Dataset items

## BEGIN

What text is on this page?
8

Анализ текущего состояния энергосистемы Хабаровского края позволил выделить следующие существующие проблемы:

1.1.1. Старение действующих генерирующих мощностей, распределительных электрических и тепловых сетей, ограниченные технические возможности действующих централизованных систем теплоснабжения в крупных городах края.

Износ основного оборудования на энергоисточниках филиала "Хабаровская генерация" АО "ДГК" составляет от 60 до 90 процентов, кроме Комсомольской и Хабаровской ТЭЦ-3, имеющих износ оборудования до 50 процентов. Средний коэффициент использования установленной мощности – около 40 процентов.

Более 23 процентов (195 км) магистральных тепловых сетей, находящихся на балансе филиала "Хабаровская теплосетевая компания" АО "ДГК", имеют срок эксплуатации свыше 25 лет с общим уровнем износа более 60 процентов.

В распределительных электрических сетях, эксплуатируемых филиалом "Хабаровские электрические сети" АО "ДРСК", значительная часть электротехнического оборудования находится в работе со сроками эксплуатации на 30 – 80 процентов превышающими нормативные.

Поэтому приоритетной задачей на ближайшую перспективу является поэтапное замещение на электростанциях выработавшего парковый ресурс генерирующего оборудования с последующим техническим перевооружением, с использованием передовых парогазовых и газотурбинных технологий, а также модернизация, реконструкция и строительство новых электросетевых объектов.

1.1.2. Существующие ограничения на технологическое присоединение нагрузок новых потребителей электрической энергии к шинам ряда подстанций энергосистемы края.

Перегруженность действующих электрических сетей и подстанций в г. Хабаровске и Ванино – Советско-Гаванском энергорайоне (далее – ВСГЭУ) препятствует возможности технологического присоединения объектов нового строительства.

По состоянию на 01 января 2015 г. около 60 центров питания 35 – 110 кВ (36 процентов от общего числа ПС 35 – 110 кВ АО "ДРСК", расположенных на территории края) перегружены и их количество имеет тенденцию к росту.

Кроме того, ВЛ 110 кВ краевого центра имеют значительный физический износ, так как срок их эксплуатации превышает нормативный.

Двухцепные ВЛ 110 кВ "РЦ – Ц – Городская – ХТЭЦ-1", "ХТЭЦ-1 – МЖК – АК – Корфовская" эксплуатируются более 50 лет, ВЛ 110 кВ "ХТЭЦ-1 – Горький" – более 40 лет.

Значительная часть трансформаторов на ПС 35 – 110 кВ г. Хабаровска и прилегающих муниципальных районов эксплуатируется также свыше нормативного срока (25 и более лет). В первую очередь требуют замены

## END

WHAT YOU WILL DO
Reproduce each line verbatim.

THE RESULT
What text is on this page?
8

Анализ текущего состояния энергосистемы Хабаровского края позволил выделить следующие существующие проблемы:

1.1.1. Старение действующих генерирующих мощностей, распределительных электрических и тепловых сетей, ограниченные технические возможности действующих централизованных систем теплоснабжения в крупных городах края.

Износ основного оборудования на энергоисточниках филиала "Хабаровская генерация" АО "ДГК" составляет от 60 до 90 процентов, кроме Комсомольской и Хабаровской ТЭЦ-3, имеющих износ оборудования до 50 процентов. Средний коэффициент использования установленной мощности – около 40 процентов.

Более 23 процентов (195 км) магистральных тепловых сетей, находящихся на балансе филиала "Хабаровская теплосетевая компания" АО "ДГК", имеют срок эксплуатации свыше 25 лет с общим уровнем износа более 60 процентов.

В распределительных электрических сетях, эксплуатируемых филиалом "Хабаровские электрические сети" АО "ДРСК", значительная часть электротехнического оборудования находится в работе со сроками эксплуатации на 30 – 80 процентов превышающими нормативные.

Поэтому приоритетной задачей на ближайшую перспективу является поэтапное замещение на электростанциях выработавшего парковый ресурс генерирующего оборудования с последующим техническим перевооружением, с использованием передовых парогазовых и газотурбинных технологий, а также модернизация, реконструкция и строительство новых электросетевых объектов.

1.1.2. Существующие ограничения на технологическое присоединение нагрузок новых потребителей электрической энергии к шинам ряда подстанций энергосистемы края.

Перегруженность действующих электрических сетей и подстанций в г. Хабаровске и Ванино – Советско-Гаванском энергорайоне (далее – ВСГЭУ) препятствует возможности технологического присоединения объектов нового строительства.

По состоянию на 01 января 2015 г. около 60 центров питания 35 – 110 кВ (36 процентов от общего числа ПС 35 – 110 кВ АО "ДРСК", расположенных на территории края) перегружены и их количество имеет тенденцию к росту.

Кроме того, ВЛ 110 кВ краевого центра имеют значительный физический износ, так как срок их эксплуатации превышает нормативный.

Двухцепные ВЛ 110 кВ "РЦ – Ц – Городская – ХТЭЦ-1", "ХТЭЦ-1 – МЖК – АК – Корфовская" эксплуатируются более 50 лет, ВЛ 110 кВ "ХТЭЦ-1 – Горький" – более 40 лет.

Значительная часть трансформаторов на ПС 35 – 110 кВ г. Хабаровска и прилегающих муниципальных районов эксплуатируется также свыше нормативного срока (25 и более лет). В первую очередь требуют замены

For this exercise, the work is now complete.